* Start *

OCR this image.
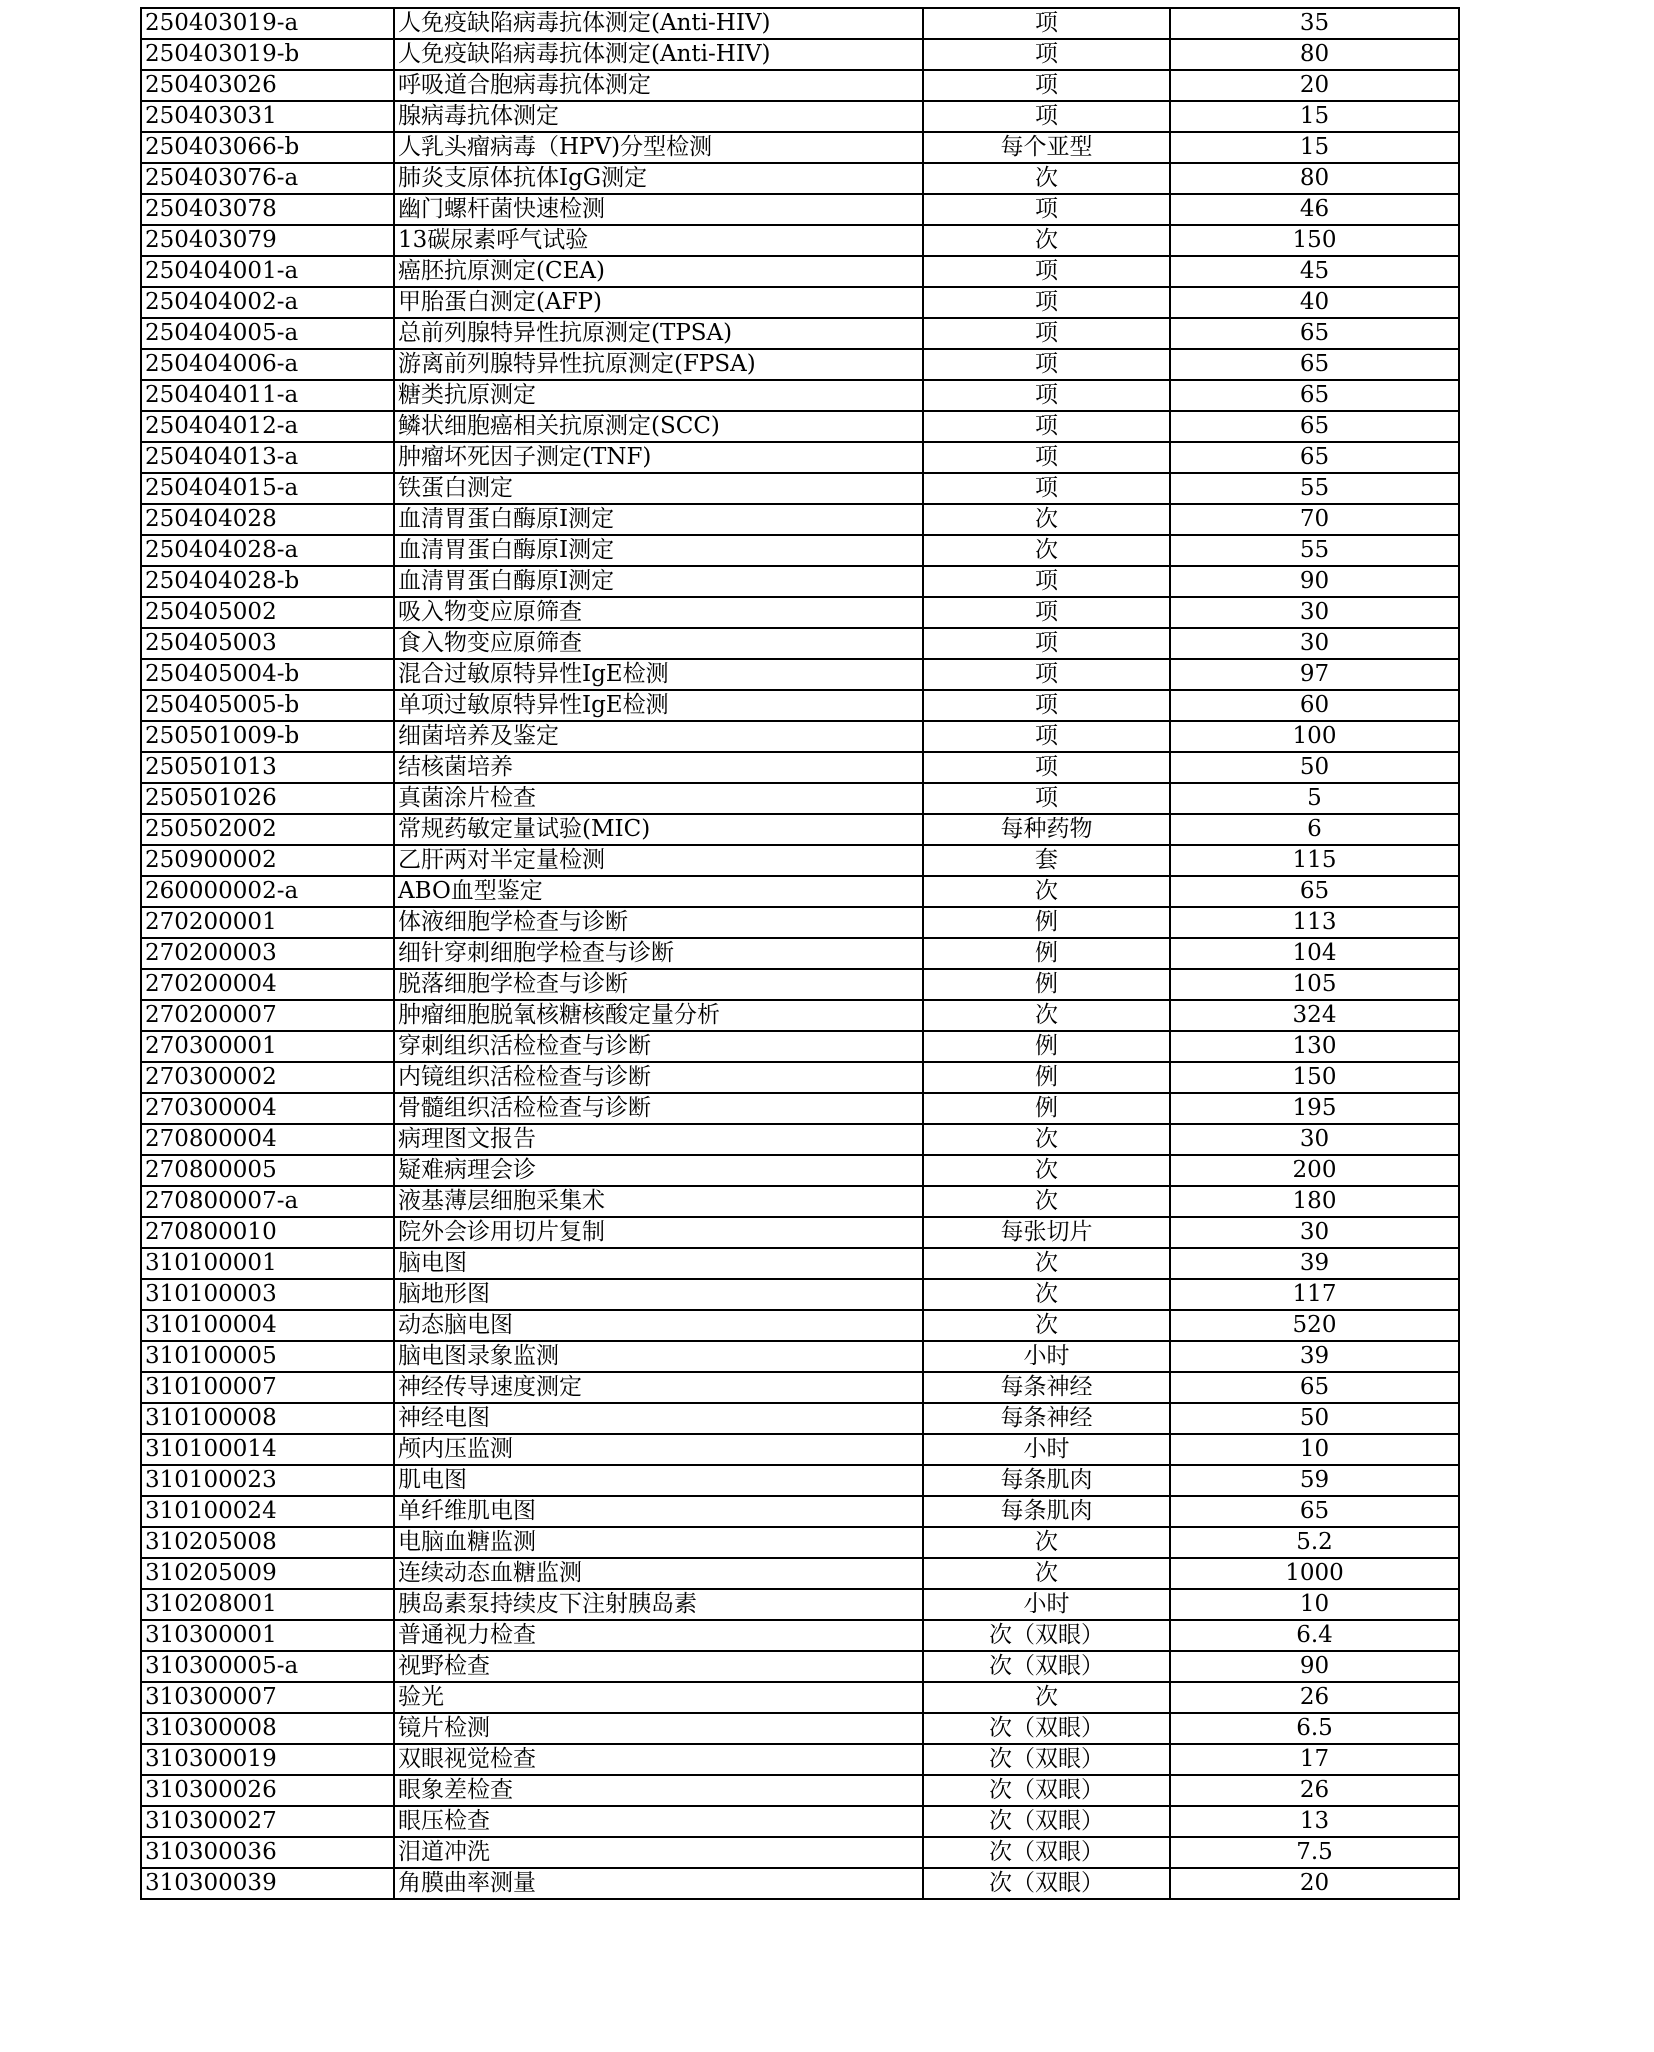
250403019-a	人免疫缺陷病毒抗体测定(Anti-HIV)	项	35
250403019-b	人免疫缺陷病毒抗体测定(Anti-HIV)	项	80
250403026	呼吸道合胞病毒抗体测定	项	20
250403031	腺病毒抗体测定	项	15
250403066-b	人乳头瘤病毒（HPV)分型检测	每个亚型	15
250403076-a	肺炎支原体抗体IgG测定	次	80
250403078	幽门螺杆菌快速检测	项	46
250403079	13碳尿素呼气试验	次	150
250404001-a	癌胚抗原测定(CEA)	项	45
250404002-a	甲胎蛋白测定(AFP)	项	40
250404005-a	总前列腺特异性抗原测定(TPSA)	项	65
250404006-a	游离前列腺特异性抗原测定(FPSA)	项	65
250404011-a	糖类抗原测定	项	65
250404012-a	鳞状细胞癌相关抗原测定(SCC)	项	65
250404013-a	肿瘤坏死因子测定(TNF)	项	65
250404015-a	铁蛋白测定	项	55
250404028	血清胃蛋白酶原Ⅰ测定	次	70
250404028-a	血清胃蛋白酶原Ⅰ测定	次	55
250404028-b	血清胃蛋白酶原Ⅰ测定	项	90
250405002	吸入物变应原筛查	项	30
250405003	食入物变应原筛查	项	30
250405004-b	混合过敏原特异性IgE检测	项	97
250405005-b	单项过敏原特异性IgE检测	项	60
250501009-b	细菌培养及鉴定	项	100
250501013	结核菌培养	项	50
250501026	真菌涂片检查	项	5
250502002	常规药敏定量试验(MIC)	每种药物	6
250900002	乙肝两对半定量检测	套	115
260000002-a	ABO血型鉴定	次	65
270200001	体液细胞学检查与诊断	例	113
270200003	细针穿刺细胞学检查与诊断	例	104
270200004	脱落细胞学检查与诊断	例	105
270200007	肿瘤细胞脱氧核糖核酸定量分析	次	324
270300001	穿刺组织活检检查与诊断	例	130
270300002	内镜组织活检检查与诊断	例	150
270300004	骨髓组织活检检查与诊断	例	195
270800004	病理图文报告	次	30
270800005	疑难病理会诊	次	200
270800007-a	液基薄层细胞采集术	次	180
270800010	院外会诊用切片复制	每张切片	30
310100001	脑电图	次	39
310100003	脑地形图	次	117
310100004	动态脑电图	次	520
310100005	脑电图录象监测	小时	39
310100007	神经传导速度测定	每条神经	65
310100008	神经电图	每条神经	50
310100014	颅内压监测	小时	10
310100023	肌电图	每条肌肉	59
310100024	单纤维肌电图	每条肌肉	65
310205008	电脑血糖监测	次	5.2
310205009	连续动态血糖监测	次	1000
310208001	胰岛素泵持续皮下注射胰岛素	小时	10
310300001	普通视力检查	次（双眼）	6.4
310300005-a	视野检查	次（双眼）	90
310300007	验光	次	26
310300008	镜片检测	次（双眼）	6.5
310300019	双眼视觉检查	次（双眼）	17
310300026	眼象差检查	次（双眼）	26
310300027	眼压检查	次（双眼）	13
310300036	泪道冲洗	次（双眼）	7.5
310300039	角膜曲率测量	次（双眼）	20
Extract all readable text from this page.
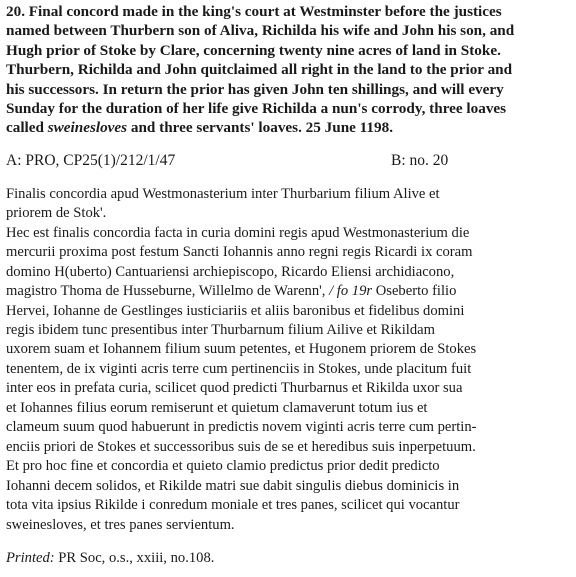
20. Final concord made in the king's court at Westminster before the justices
named between Thurbern son of Aliva, Richilda his wife and John his son, and
Hugh prior of Stoke by Clare, concerning twenty nine acres of land in Stoke.
Thurbern, Richilda and John quitclaimed all right in the land to the prior and
his successors. In return the prior has given John ten shillings, and will every
Sunday for the duration of her life give Richilda a nun's corrody, three loaves
called sweinesloves and three servants' loaves. 25 June 1198.

A: PRO, CP25(1)/212/1/47	B: no. 20

Finalis concordia apud Westmonasterium inter Thurbarium filium Alive et
priorem de Stok'.

Hec est finalis concordia facta in curia domini regis apud Westmonasterium die
mercurii proxima post festum Sancti Iohannis anno regni regis Ricardi ix coram
domino H(uberto) Cantuariensi archiepiscopo, Ricardo Eliensi archidiacono,
magistro Thoma de Husseburne, Willelmo de Warenn', / fo 19r Oseberto filio
Hervei, Iohanne de Gestlinges iusticiariis et aliis baronibus et fidelibus domini
regis ibidem tunc presentibus inter Thurbarnum filium Ailive et Rikildam
uxorem suam et Iohannem filium suum petentes, et Hugonem priorem de Stokes
tenentem, de ix viginti acris terre cum pertinenciis in Stokes, unde placitum fuit
inter eos in prefata curia, scilicet quod predicti Thurbarnus et Rikilda uxor sua
et Iohannes filius eorum remiserunt et quietum clamaverunt totum ius et
clameum suum quod habuerunt in predictis novem viginti acris terre cum pertin-
enciis priori de Stokes et successoribus suis de se et heredibus suis inperpetuum.
Et pro hoc fine et concordia et quieto clamio predictus prior dedit predicto
Iohanni decem solidos, et Rikilde matri sue dabit singulis diebus dominicis in
tota vita ipsius Rikilde i conredum moniale et tres panes, scilicet qui vocantur
sweinesloves, et tres panes servientum.

Printed: PR Soc, o.s., xxiii, no.108.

* End *

→ Set task: Transcribe each entry precisely as given, leaving the pictures out.

→ Final result:
OCR this image.
250403019-a	人免疫缺陷病毒抗体测定(Anti-HIV)	项	35
250403019-b	人免疫缺陷病毒抗体测定(Anti-HIV)	项	80
250403026	呼吸道合胞病毒抗体测定	项	20
250403031	腺病毒抗体测定	项	15
250403066-b	人乳头瘤病毒（HPV)分型检测	每个亚型	15
250403076-a	肺炎支原体抗体IgG测定	次	80
250403078	幽门螺杆菌快速检测	项	46
250403079	13碳尿素呼气试验	次	150
250404001-a	癌胚抗原测定(CEA)	项	45
250404002-a	甲胎蛋白测定(AFP)	项	40
250404005-a	总前列腺特异性抗原测定(TPSA)	项	65
250404006-a	游离前列腺特异性抗原测定(FPSA)	项	65
250404011-a	糖类抗原测定	项	65
250404012-a	鳞状细胞癌相关抗原测定(SCC)	项	65
250404013-a	肿瘤坏死因子测定(TNF)	项	65
250404015-a	铁蛋白测定	项	55
250404028	血清胃蛋白酶原Ⅰ测定	次	70
250404028-a	血清胃蛋白酶原Ⅰ测定	次	55
250404028-b	血清胃蛋白酶原Ⅰ测定	项	90
250405002	吸入物变应原筛查	项	30
250405003	食入物变应原筛查	项	30
250405004-b	混合过敏原特异性IgE检测	项	97
250405005-b	单项过敏原特异性IgE检测	项	60
250501009-b	细菌培养及鉴定	项	100
250501013	结核菌培养	项	50
250501026	真菌涂片检查	项	5
250502002	常规药敏定量试验(MIC)	每种药物	6
250900002	乙肝两对半定量检测	套	115
260000002-a	ABO血型鉴定	次	65
270200001	体液细胞学检查与诊断	例	113
270200003	细针穿刺细胞学检查与诊断	例	104
270200004	脱落细胞学检查与诊断	例	105
270200007	肿瘤细胞脱氧核糖核酸定量分析	次	324
270300001	穿刺组织活检检查与诊断	例	130
270300002	内镜组织活检检查与诊断	例	150
270300004	骨髓组织活检检查与诊断	例	195
270800004	病理图文报告	次	30
270800005	疑难病理会诊	次	200
270800007-a	液基薄层细胞采集术	次	180
270800010	院外会诊用切片复制	每张切片	30
310100001	脑电图	次	39
310100003	脑地形图	次	117
310100004	动态脑电图	次	520
310100005	脑电图录象监测	小时	39
310100007	神经传导速度测定	每条神经	65
310100008	神经电图	每条神经	50
310100014	颅内压监测	小时	10
310100023	肌电图	每条肌肉	59
310100024	单纤维肌电图	每条肌肉	65
310205008	电脑血糖监测	次	5.2
310205009	连续动态血糖监测	次	1000
310208001	胰岛素泵持续皮下注射胰岛素	小时	10
310300001	普通视力检查	次（双眼）	6.4
310300005-a	视野检查	次（双眼）	90
310300007	验光	次	26
310300008	镜片检测	次（双眼）	6.5
310300019	双眼视觉检查	次（双眼）	17
310300026	眼象差检查	次（双眼）	26
310300027	眼压检查	次（双眼）	13
310300036	泪道冲洗	次（双眼）	7.5
310300039	角膜曲率测量	次（双眼）	20
Extract all readable text from this page.
20. Final concord made in the king's court at Westminster before the justices
named between Thurbern son of Aliva, Richilda his wife and John his son, and
Hugh prior of Stoke by Clare, concerning twenty nine acres of land in Stoke.
Thurbern, Richilda and John quitclaimed all right in the land to the prior and
his successors. In return the prior has given John ten shillings, and will every
Sunday for the duration of her life give Richilda a nun's corrody, three loaves
called sweinesloves and three servants' loaves. 25 June 1198.

A: PRO, CP25(1)/212/1/47	B: no. 20

Finalis concordia apud Westmonasterium inter Thurbarium filium Alive et
priorem de Stok'.

Hec est finalis concordia facta in curia domini regis apud Westmonasterium die
mercurii proxima post festum Sancti Iohannis anno regni regis Ricardi ix coram
domino H(uberto) Cantuariensi archiepiscopo, Ricardo Eliensi archidiacono,
magistro Thoma de Husseburne, Willelmo de Warenn', / fo 19r Oseberto filio
Hervei, Iohanne de Gestlinges iusticiariis et aliis baronibus et fidelibus domini
regis ibidem tunc presentibus inter Thurbarnum filium Ailive et Rikildam
uxorem suam et Iohannem filium suum petentes, et Hugonem priorem de Stokes
tenentem, de ix viginti acris terre cum pertinenciis in Stokes, unde placitum fuit
inter eos in prefata curia, scilicet quod predicti Thurbarnus et Rikilda uxor sua
et Iohannes filius eorum remiserunt et quietum clamaverunt totum ius et
clameum suum quod habuerunt in predictis novem viginti acris terre cum pertin-
enciis priori de Stokes et successoribus suis de se et heredibus suis inperpetuum.
Et pro hoc fine et concordia et quieto clamio predictus prior dedit predicto
Iohanni decem solidos, et Rikilde matri sue dabit singulis diebus dominicis in
tota vita ipsius Rikilde i conredum moniale et tres panes, scilicet qui vocantur
sweinesloves, et tres panes servientum.

Printed: PR Soc, o.s., xxiii, no.108.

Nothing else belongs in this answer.